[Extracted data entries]
■ ■ ■
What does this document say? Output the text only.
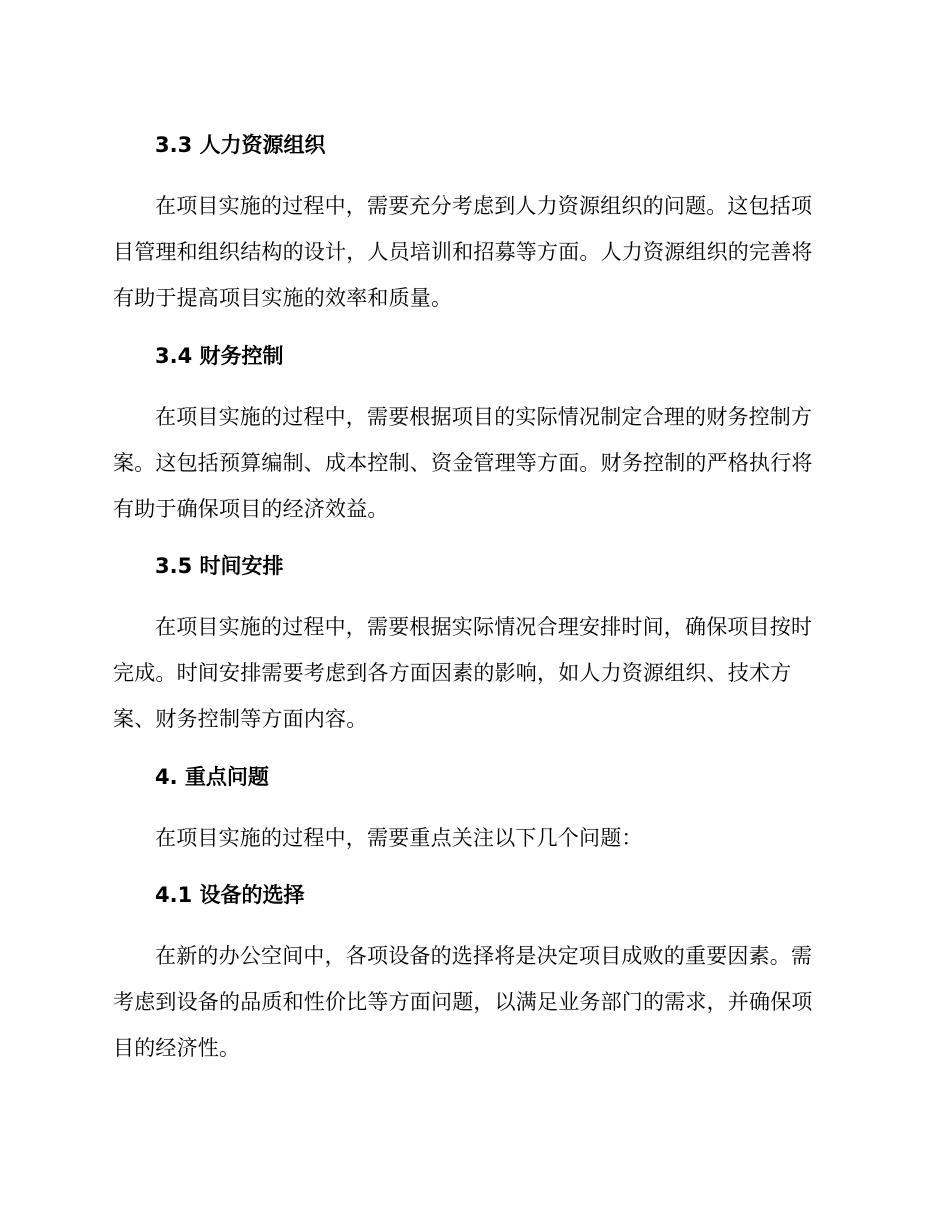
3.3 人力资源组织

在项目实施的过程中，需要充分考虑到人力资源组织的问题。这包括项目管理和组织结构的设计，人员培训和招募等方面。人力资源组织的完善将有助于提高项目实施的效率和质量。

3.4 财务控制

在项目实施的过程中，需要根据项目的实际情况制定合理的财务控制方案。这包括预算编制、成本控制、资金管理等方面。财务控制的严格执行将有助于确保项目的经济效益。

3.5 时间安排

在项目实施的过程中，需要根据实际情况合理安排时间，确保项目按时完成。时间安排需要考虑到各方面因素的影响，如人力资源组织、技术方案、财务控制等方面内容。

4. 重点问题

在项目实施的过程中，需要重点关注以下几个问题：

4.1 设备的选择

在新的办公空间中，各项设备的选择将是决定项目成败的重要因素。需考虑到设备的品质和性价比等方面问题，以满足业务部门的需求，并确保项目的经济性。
■ ■ ■
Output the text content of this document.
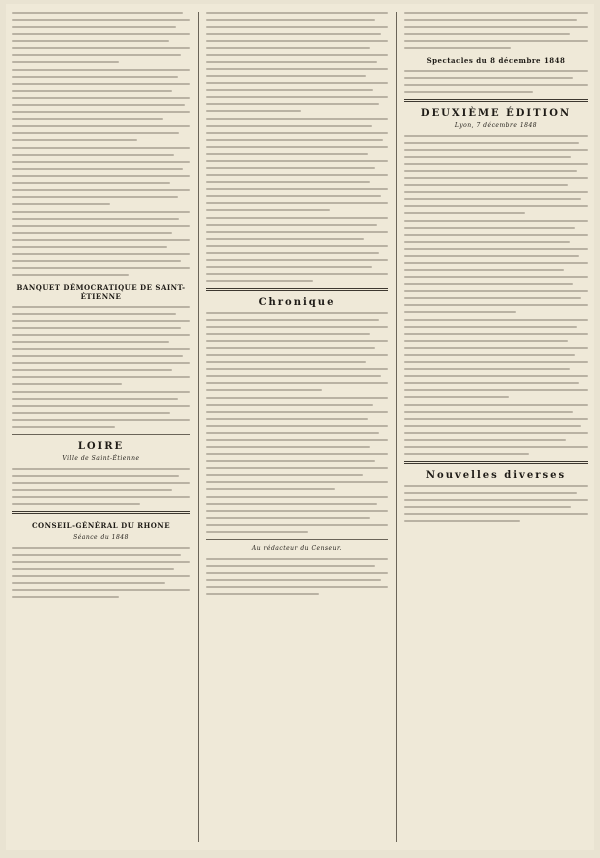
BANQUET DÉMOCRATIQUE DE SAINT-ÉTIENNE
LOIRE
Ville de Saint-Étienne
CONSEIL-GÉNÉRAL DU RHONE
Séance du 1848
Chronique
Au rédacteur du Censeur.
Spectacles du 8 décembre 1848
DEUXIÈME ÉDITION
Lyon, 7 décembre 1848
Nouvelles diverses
■ ■ ■
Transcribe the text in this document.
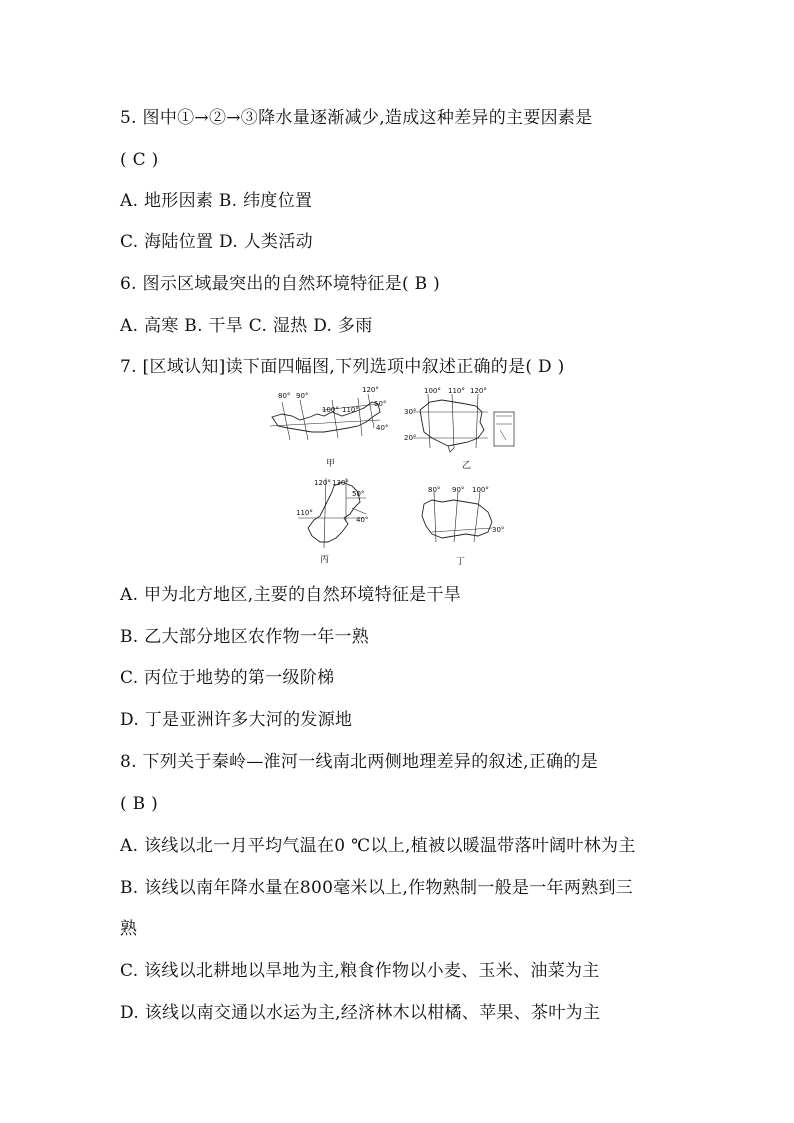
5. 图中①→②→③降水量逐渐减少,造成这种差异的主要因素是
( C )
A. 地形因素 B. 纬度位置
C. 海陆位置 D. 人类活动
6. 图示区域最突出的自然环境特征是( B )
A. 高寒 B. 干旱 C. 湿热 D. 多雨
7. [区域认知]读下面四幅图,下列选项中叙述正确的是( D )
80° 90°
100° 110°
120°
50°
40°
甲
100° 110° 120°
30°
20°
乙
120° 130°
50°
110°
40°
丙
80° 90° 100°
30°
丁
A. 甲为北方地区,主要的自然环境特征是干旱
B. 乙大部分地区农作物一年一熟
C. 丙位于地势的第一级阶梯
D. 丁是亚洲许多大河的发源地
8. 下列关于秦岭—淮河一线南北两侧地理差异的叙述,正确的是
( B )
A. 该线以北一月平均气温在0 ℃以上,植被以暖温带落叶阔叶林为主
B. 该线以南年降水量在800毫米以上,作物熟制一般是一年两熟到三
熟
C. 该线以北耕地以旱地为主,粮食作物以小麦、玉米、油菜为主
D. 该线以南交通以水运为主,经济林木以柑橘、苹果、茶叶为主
■ ■ ■
EXERCISE DETAILS: How many of the lines above include the string "décembre"? Reply with the number by itself.

RESULT OF THIS TASK: 2